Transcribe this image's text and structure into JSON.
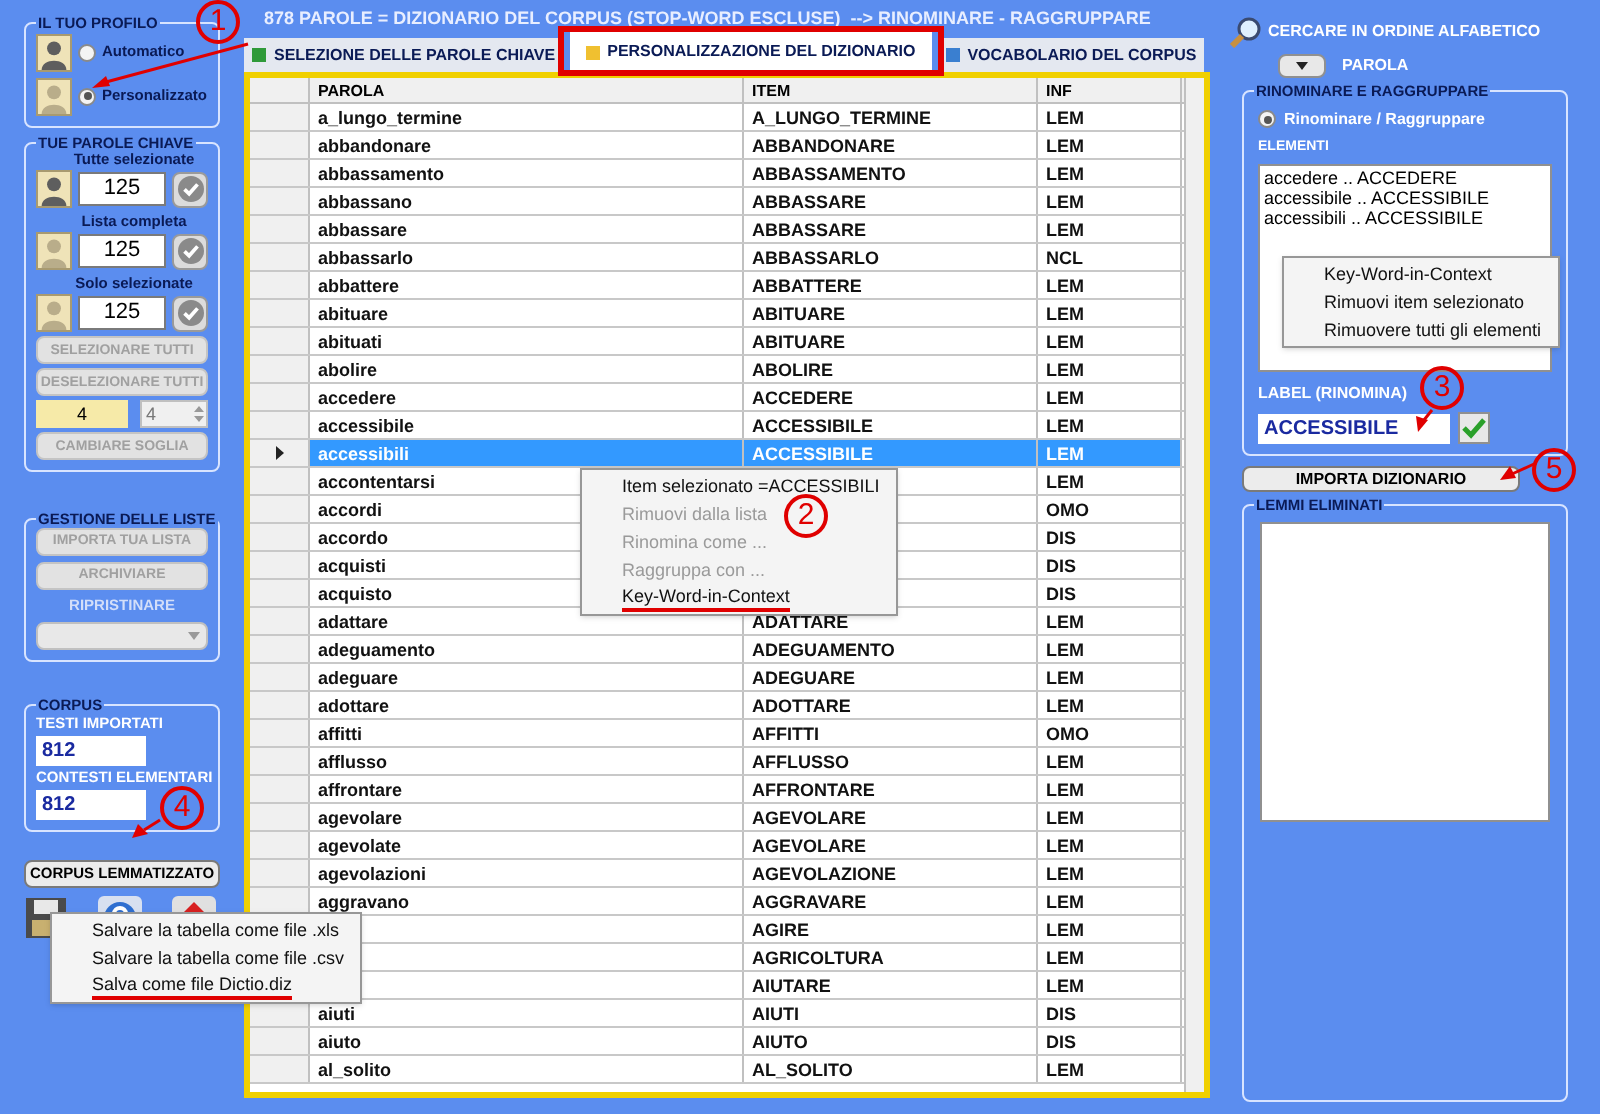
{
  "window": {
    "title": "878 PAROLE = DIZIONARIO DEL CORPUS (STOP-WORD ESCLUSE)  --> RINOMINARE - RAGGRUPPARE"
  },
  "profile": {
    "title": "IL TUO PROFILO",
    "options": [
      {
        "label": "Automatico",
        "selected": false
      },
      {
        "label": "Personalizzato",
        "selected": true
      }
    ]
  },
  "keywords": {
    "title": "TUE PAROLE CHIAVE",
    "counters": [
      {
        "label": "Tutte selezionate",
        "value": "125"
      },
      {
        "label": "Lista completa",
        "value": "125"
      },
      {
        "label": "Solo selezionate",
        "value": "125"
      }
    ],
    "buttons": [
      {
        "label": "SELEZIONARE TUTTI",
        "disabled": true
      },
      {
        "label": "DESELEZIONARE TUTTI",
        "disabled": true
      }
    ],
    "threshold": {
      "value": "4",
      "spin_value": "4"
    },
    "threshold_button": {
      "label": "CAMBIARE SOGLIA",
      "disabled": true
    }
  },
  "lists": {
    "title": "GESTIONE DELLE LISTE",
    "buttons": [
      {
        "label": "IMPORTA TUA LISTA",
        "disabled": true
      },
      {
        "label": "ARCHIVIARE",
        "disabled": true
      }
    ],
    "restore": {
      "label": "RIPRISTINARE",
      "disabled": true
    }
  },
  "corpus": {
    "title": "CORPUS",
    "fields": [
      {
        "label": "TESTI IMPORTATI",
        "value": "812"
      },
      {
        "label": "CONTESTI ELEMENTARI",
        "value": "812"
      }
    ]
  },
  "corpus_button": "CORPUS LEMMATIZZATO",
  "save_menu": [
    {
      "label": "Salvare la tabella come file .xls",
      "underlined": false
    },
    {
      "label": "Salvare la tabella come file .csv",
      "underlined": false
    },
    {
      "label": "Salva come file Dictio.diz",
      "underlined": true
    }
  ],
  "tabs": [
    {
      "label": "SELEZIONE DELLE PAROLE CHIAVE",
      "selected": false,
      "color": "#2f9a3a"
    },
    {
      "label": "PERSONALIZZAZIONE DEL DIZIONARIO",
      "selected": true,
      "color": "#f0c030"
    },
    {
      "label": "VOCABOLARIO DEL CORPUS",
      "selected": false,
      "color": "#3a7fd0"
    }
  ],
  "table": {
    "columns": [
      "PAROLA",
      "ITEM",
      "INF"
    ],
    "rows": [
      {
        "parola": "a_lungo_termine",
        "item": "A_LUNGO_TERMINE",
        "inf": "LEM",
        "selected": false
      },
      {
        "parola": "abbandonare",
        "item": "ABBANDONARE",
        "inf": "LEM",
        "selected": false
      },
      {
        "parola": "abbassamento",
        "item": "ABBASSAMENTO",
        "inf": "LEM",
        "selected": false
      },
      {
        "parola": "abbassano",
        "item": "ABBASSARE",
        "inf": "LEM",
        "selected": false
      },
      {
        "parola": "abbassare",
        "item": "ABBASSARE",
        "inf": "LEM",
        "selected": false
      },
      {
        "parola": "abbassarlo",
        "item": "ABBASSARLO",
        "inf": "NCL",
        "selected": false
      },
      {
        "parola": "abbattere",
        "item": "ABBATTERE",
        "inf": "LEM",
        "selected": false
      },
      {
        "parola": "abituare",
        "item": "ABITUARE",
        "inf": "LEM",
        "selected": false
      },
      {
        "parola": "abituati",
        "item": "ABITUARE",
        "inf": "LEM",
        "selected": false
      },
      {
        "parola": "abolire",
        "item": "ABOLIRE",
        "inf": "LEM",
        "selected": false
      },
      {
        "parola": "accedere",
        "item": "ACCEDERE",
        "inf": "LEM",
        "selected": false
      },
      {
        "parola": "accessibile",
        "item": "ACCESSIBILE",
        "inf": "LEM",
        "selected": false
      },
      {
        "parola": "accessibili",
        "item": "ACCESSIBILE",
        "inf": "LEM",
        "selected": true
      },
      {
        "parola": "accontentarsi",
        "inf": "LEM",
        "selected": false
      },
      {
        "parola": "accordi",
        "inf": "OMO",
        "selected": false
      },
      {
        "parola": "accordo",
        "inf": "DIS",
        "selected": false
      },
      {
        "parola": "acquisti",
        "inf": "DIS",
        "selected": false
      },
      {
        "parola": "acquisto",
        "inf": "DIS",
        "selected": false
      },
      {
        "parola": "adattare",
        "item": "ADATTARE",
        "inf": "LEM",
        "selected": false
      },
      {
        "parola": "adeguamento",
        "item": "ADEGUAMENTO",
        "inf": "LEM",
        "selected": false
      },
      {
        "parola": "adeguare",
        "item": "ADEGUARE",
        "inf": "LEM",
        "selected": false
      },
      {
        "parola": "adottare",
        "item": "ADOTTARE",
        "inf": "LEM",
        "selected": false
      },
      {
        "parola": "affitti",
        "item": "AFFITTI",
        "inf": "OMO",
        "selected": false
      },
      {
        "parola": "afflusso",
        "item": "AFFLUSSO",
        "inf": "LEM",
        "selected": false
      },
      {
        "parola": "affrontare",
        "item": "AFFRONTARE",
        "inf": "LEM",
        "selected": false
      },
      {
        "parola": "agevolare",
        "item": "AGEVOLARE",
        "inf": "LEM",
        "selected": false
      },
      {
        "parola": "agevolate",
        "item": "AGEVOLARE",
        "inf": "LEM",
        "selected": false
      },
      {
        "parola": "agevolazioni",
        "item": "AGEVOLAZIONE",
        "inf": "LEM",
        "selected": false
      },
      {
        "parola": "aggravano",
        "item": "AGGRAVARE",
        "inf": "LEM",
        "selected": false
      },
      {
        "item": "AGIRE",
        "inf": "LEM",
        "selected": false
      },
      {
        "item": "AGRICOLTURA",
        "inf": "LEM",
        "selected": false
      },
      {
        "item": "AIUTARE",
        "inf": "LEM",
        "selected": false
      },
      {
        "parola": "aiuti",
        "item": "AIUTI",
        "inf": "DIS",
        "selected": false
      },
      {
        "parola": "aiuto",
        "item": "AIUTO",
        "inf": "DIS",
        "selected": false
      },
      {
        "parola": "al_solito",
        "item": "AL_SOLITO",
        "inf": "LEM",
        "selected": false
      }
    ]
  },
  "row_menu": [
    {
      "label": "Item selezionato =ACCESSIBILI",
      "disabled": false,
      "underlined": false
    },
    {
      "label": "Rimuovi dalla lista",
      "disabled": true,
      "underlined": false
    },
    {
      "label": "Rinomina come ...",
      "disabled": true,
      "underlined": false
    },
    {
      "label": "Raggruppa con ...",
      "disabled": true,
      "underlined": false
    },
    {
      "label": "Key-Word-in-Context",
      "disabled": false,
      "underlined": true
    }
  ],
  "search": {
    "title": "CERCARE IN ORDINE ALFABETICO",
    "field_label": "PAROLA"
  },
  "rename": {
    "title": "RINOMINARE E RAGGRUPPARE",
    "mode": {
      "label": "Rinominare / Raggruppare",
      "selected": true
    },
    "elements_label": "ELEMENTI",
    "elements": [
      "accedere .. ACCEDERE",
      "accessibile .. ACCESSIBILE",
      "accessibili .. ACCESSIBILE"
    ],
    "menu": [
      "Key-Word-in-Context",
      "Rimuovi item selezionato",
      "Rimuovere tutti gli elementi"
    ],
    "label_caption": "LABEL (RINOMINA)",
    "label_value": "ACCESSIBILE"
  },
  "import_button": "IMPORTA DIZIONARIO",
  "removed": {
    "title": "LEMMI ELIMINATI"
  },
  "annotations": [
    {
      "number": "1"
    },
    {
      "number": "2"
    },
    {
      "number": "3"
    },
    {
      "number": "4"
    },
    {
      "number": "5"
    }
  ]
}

________________

_EXERCISE BRIEF_.
Retype all entries exactly as they appear, dropping the images.

_RESPONSE FOR THIS EXERCISE_.
Transcribe this image's text and structure into JSON.
{
  "window": {
    "title": "878 PAROLE = DIZIONARIO DEL CORPUS (STOP-WORD ESCLUSE)  --> RINOMINARE - RAGGRUPPARE"
  },
  "profile": {
    "title": "IL TUO PROFILO",
    "options": [
      {
        "label": "Automatico",
        "selected": false
      },
      {
        "label": "Personalizzato",
        "selected": true
      }
    ]
  },
  "keywords": {
    "title": "TUE PAROLE CHIAVE",
    "counters": [
      {
        "label": "Tutte selezionate",
        "value": "125"
      },
      {
        "label": "Lista completa",
        "value": "125"
      },
      {
        "label": "Solo selezionate",
        "value": "125"
      }
    ],
    "buttons": [
      {
        "label": "SELEZIONARE TUTTI",
        "disabled": true
      },
      {
        "label": "DESELEZIONARE TUTTI",
        "disabled": true
      }
    ],
    "threshold": {
      "value": "4",
      "spin_value": "4"
    },
    "threshold_button": {
      "label": "CAMBIARE SOGLIA",
      "disabled": true
    }
  },
  "lists": {
    "title": "GESTIONE DELLE LISTE",
    "buttons": [
      {
        "label": "IMPORTA TUA LISTA",
        "disabled": true
      },
      {
        "label": "ARCHIVIARE",
        "disabled": true
      }
    ],
    "restore": {
      "label": "RIPRISTINARE",
      "disabled": true
    }
  },
  "corpus": {
    "title": "CORPUS",
    "fields": [
      {
        "label": "TESTI IMPORTATI",
        "value": "812"
      },
      {
        "label": "CONTESTI ELEMENTARI",
        "value": "812"
      }
    ]
  },
  "corpus_button": "CORPUS LEMMATIZZATO",
  "save_menu": [
    {
      "label": "Salvare la tabella come file .xls",
      "underlined": false
    },
    {
      "label": "Salvare la tabella come file .csv",
      "underlined": false
    },
    {
      "label": "Salva come file Dictio.diz",
      "underlined": true
    }
  ],
  "tabs": [
    {
      "label": "SELEZIONE DELLE PAROLE CHIAVE",
      "selected": false,
      "color": "#2f9a3a"
    },
    {
      "label": "PERSONALIZZAZIONE DEL DIZIONARIO",
      "selected": true,
      "color": "#f0c030"
    },
    {
      "label": "VOCABOLARIO DEL CORPUS",
      "selected": false,
      "color": "#3a7fd0"
    }
  ],
  "table": {
    "columns": [
      "PAROLA",
      "ITEM",
      "INF"
    ],
    "rows": [
      {
        "parola": "a_lungo_termine",
        "item": "A_LUNGO_TERMINE",
        "inf": "LEM",
        "selected": false
      },
      {
        "parola": "abbandonare",
        "item": "ABBANDONARE",
        "inf": "LEM",
        "selected": false
      },
      {
        "parola": "abbassamento",
        "item": "ABBASSAMENTO",
        "inf": "LEM",
        "selected": false
      },
      {
        "parola": "abbassano",
        "item": "ABBASSARE",
        "inf": "LEM",
        "selected": false
      },
      {
        "parola": "abbassare",
        "item": "ABBASSARE",
        "inf": "LEM",
        "selected": false
      },
      {
        "parola": "abbassarlo",
        "item": "ABBASSARLO",
        "inf": "NCL",
        "selected": false
      },
      {
        "parola": "abbattere",
        "item": "ABBATTERE",
        "inf": "LEM",
        "selected": false
      },
      {
        "parola": "abituare",
        "item": "ABITUARE",
        "inf": "LEM",
        "selected": false
      },
      {
        "parola": "abituati",
        "item": "ABITUARE",
        "inf": "LEM",
        "selected": false
      },
      {
        "parola": "abolire",
        "item": "ABOLIRE",
        "inf": "LEM",
        "selected": false
      },
      {
        "parola": "accedere",
        "item": "ACCEDERE",
        "inf": "LEM",
        "selected": false
      },
      {
        "parola": "accessibile",
        "item": "ACCESSIBILE",
        "inf": "LEM",
        "selected": false
      },
      {
        "parola": "accessibili",
        "item": "ACCESSIBILE",
        "inf": "LEM",
        "selected": true
      },
      {
        "parola": "accontentarsi",
        "inf": "LEM",
        "selected": false
      },
      {
        "parola": "accordi",
        "inf": "OMO",
        "selected": false
      },
      {
        "parola": "accordo",
        "inf": "DIS",
        "selected": false
      },
      {
        "parola": "acquisti",
        "inf": "DIS",
        "selected": false
      },
      {
        "parola": "acquisto",
        "inf": "DIS",
        "selected": false
      },
      {
        "parola": "adattare",
        "item": "ADATTARE",
        "inf": "LEM",
        "selected": false
      },
      {
        "parola": "adeguamento",
        "item": "ADEGUAMENTO",
        "inf": "LEM",
        "selected": false
      },
      {
        "parola": "adeguare",
        "item": "ADEGUARE",
        "inf": "LEM",
        "selected": false
      },
      {
        "parola": "adottare",
        "item": "ADOTTARE",
        "inf": "LEM",
        "selected": false
      },
      {
        "parola": "affitti",
        "item": "AFFITTI",
        "inf": "OMO",
        "selected": false
      },
      {
        "parola": "afflusso",
        "item": "AFFLUSSO",
        "inf": "LEM",
        "selected": false
      },
      {
        "parola": "affrontare",
        "item": "AFFRONTARE",
        "inf": "LEM",
        "selected": false
      },
      {
        "parola": "agevolare",
        "item": "AGEVOLARE",
        "inf": "LEM",
        "selected": false
      },
      {
        "parola": "agevolate",
        "item": "AGEVOLARE",
        "inf": "LEM",
        "selected": false
      },
      {
        "parola": "agevolazioni",
        "item": "AGEVOLAZIONE",
        "inf": "LEM",
        "selected": false
      },
      {
        "parola": "aggravano",
        "item": "AGGRAVARE",
        "inf": "LEM",
        "selected": false
      },
      {
        "item": "AGIRE",
        "inf": "LEM",
        "selected": false
      },
      {
        "item": "AGRICOLTURA",
        "inf": "LEM",
        "selected": false
      },
      {
        "item": "AIUTARE",
        "inf": "LEM",
        "selected": false
      },
      {
        "parola": "aiuti",
        "item": "AIUTI",
        "inf": "DIS",
        "selected": false
      },
      {
        "parola": "aiuto",
        "item": "AIUTO",
        "inf": "DIS",
        "selected": false
      },
      {
        "parola": "al_solito",
        "item": "AL_SOLITO",
        "inf": "LEM",
        "selected": false
      }
    ]
  },
  "row_menu": [
    {
      "label": "Item selezionato =ACCESSIBILI",
      "disabled": false,
      "underlined": false
    },
    {
      "label": "Rimuovi dalla lista",
      "disabled": true,
      "underlined": false
    },
    {
      "label": "Rinomina come ...",
      "disabled": true,
      "underlined": false
    },
    {
      "label": "Raggruppa con ...",
      "disabled": true,
      "underlined": false
    },
    {
      "label": "Key-Word-in-Context",
      "disabled": false,
      "underlined": true
    }
  ],
  "search": {
    "title": "CERCARE IN ORDINE ALFABETICO",
    "field_label": "PAROLA"
  },
  "rename": {
    "title": "RINOMINARE E RAGGRUPPARE",
    "mode": {
      "label": "Rinominare / Raggruppare",
      "selected": true
    },
    "elements_label": "ELEMENTI",
    "elements": [
      "accedere .. ACCEDERE",
      "accessibile .. ACCESSIBILE",
      "accessibili .. ACCESSIBILE"
    ],
    "menu": [
      "Key-Word-in-Context",
      "Rimuovi item selezionato",
      "Rimuovere tutti gli elementi"
    ],
    "label_caption": "LABEL (RINOMINA)",
    "label_value": "ACCESSIBILE"
  },
  "import_button": "IMPORTA DIZIONARIO",
  "removed": {
    "title": "LEMMI ELIMINATI"
  },
  "annotations": [
    {
      "number": "1"
    },
    {
      "number": "2"
    },
    {
      "number": "3"
    },
    {
      "number": "4"
    },
    {
      "number": "5"
    }
  ]
}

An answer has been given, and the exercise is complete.